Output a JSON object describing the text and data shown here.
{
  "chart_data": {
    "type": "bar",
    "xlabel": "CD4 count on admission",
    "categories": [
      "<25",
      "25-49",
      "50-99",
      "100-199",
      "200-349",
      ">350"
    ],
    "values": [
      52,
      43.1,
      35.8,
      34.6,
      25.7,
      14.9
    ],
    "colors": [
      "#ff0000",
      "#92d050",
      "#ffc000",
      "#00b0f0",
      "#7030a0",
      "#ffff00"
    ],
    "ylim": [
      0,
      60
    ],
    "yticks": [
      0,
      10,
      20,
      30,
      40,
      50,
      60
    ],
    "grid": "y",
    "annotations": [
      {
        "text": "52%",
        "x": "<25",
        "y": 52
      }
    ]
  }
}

### Prompt
Your task is to extract all of the records exactly.

### Result of the task
Output a JSON object describing the text and data shown here.
{
  "chart_data": {
    "type": "bar",
    "xlabel": "CD4 count on admission",
    "categories": [
      "<25",
      "25-49",
      "50-99",
      "100-199",
      "200-349",
      ">350"
    ],
    "values": [
      52,
      43.1,
      35.8,
      34.6,
      25.7,
      14.9
    ],
    "colors": [
      "#ff0000",
      "#92d050",
      "#ffc000",
      "#00b0f0",
      "#7030a0",
      "#ffff00"
    ],
    "ylim": [
      0,
      60
    ],
    "yticks": [
      0,
      10,
      20,
      30,
      40,
      50,
      60
    ],
    "grid": "y",
    "annotations": [
      {
        "text": "52%",
        "x": "<25",
        "y": 52
      }
    ]
  }
}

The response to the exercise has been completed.